- **What is asked**
Convert the rows starting at the one that contains "colorbar-segment <box>202 33 212 44</box>" and ending at the one that contains "field-cell <box>70 101 75 107</box>" into a Markdown table with the columns Row and Text. Put each row's number under Row and the row itself under Text, and leave out any blank lines.

- **Data supplied**

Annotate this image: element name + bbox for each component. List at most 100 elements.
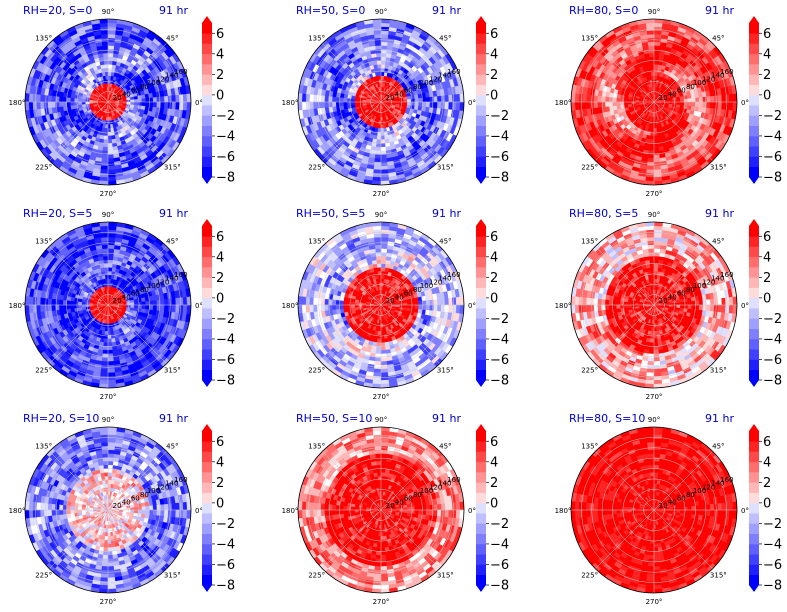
colorbar-segment <box>202 33 212 44</box>
field-cell <box>612 101 617 107</box>
field-cell <box>101 41 109 46</box>
field-cell <box>152 101 158 108</box>
colorbar-segment <box>476 156 486 168</box>
field-cell <box>612 97 617 103</box>
field-cell <box>380 154 388 159</box>
field-cell <box>70 101 75 107</box>
field-cell <box>653 45 661 50</box>
field-cell <box>102 48 109 54</box>
field-cell <box>77 301 82 306</box>
field-cell <box>373 165 382 171</box>
field-cell <box>179 93 184 103</box>
r-tick-label: 20 <box>113 94 122 102</box>
r-tick-label: 60 <box>677 87 686 95</box>
field-cell <box>380 52 387 58</box>
field-cell <box>376 56 382 61</box>
field-cell <box>137 304 143 309</box>
field-cell <box>627 99 632 103</box>
panel-time-label: 91 hr <box>705 4 734 17</box>
colorbar-segment <box>202 43 212 55</box>
field-cell <box>101 154 109 159</box>
field-cell <box>103 64 109 69</box>
field-cell <box>186 101 191 111</box>
polar-panel: 90°45°0°315°270°225°180°135°20 40 60 801001… <box>9 207 203 401</box>
colorbar-segment <box>476 43 486 55</box>
field-cell <box>653 41 661 46</box>
theta-tick-label: 180° <box>9 99 26 107</box>
field-cell <box>725 101 730 111</box>
field-cell <box>107 143 113 148</box>
field-cell <box>653 82 657 88</box>
field-cell <box>160 95 165 103</box>
field-cell <box>32 93 37 103</box>
field-cell <box>373 169 382 174</box>
r-tick-label: 160 <box>174 68 187 76</box>
field-cell <box>373 30 382 35</box>
colorbar-segment <box>749 125 759 137</box>
field-cell <box>107 64 113 69</box>
field-cell <box>653 135 659 140</box>
field-cell <box>375 48 382 54</box>
field-cell <box>324 101 329 109</box>
field-cell <box>593 95 598 103</box>
field-cell <box>710 101 715 109</box>
field-cell <box>182 101 188 111</box>
r-tick-label: 60 <box>404 87 413 95</box>
field-cell <box>99 180 109 185</box>
field-cell <box>648 48 655 54</box>
field-cell <box>149 300 154 306</box>
field-cell <box>107 342 113 347</box>
field-cell <box>649 139 655 144</box>
field-cell <box>101 45 109 50</box>
angular-gridline <box>380 101 440 161</box>
colorbar-tick-label: −8 <box>216 171 235 186</box>
field-cell <box>372 180 382 185</box>
field-cell <box>102 150 109 156</box>
r-tick-label: 20 <box>659 94 668 102</box>
colorbar-tick-label: −4 <box>763 129 782 144</box>
field-cell <box>732 101 737 111</box>
field-cell <box>380 173 390 178</box>
field-cell <box>100 165 109 171</box>
field-cell <box>582 101 587 110</box>
field-cell <box>616 97 621 103</box>
field-cell <box>107 255 114 261</box>
field-cell <box>380 22 390 28</box>
field-cell <box>653 67 658 73</box>
r-tick-label: 120 <box>429 75 442 83</box>
field-cell <box>721 101 726 110</box>
field-cell <box>70 97 75 103</box>
theta-tick-label: 0° <box>741 99 749 107</box>
field-cell <box>702 96 708 103</box>
colorbar-tick-label: 6 <box>490 27 498 42</box>
field-cell <box>380 135 386 140</box>
field-cell <box>698 96 704 103</box>
field-cell <box>380 48 387 54</box>
field-cell <box>459 101 464 111</box>
field-cell <box>578 101 583 111</box>
field-cell <box>648 146 655 152</box>
field-cell <box>444 94 450 103</box>
colorbar-segment <box>202 146 212 157</box>
field-cell <box>81 302 86 306</box>
field-cell <box>653 173 663 178</box>
field-cell <box>137 101 143 106</box>
field-cell <box>647 41 655 46</box>
field-cell <box>676 101 681 105</box>
field-cell <box>343 101 348 107</box>
field-cell <box>372 176 382 182</box>
theta-tick-label: 90° <box>648 8 660 16</box>
field-cell <box>51 95 56 103</box>
field-cell <box>103 338 109 343</box>
theta-tick-label: 45° <box>166 35 178 43</box>
field-cell <box>653 52 660 58</box>
field-cell <box>653 165 662 171</box>
colorbar-segment <box>749 23 759 34</box>
angular-gridline <box>322 101 382 161</box>
field-cell <box>107 26 117 31</box>
colorbar-segment <box>476 115 486 126</box>
field-cell <box>649 135 655 140</box>
field-cell <box>645 173 655 178</box>
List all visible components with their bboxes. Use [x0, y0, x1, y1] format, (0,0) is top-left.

- **Exercise output**
| Row | Text |
|---|---|
| 1 | colorbar-segment <box>202 33 212 44</box> |
| 2 | field-cell <box>612 101 617 107</box> |
| 3 | field-cell <box>101 41 109 46</box> |
| 4 | field-cell <box>152 101 158 108</box> |
| 5 | colorbar-segment <box>476 156 486 168</box> |
| 6 | field-cell <box>612 97 617 103</box> |
| 7 | field-cell <box>380 154 388 159</box> |
| 8 | field-cell <box>70 101 75 107</box> |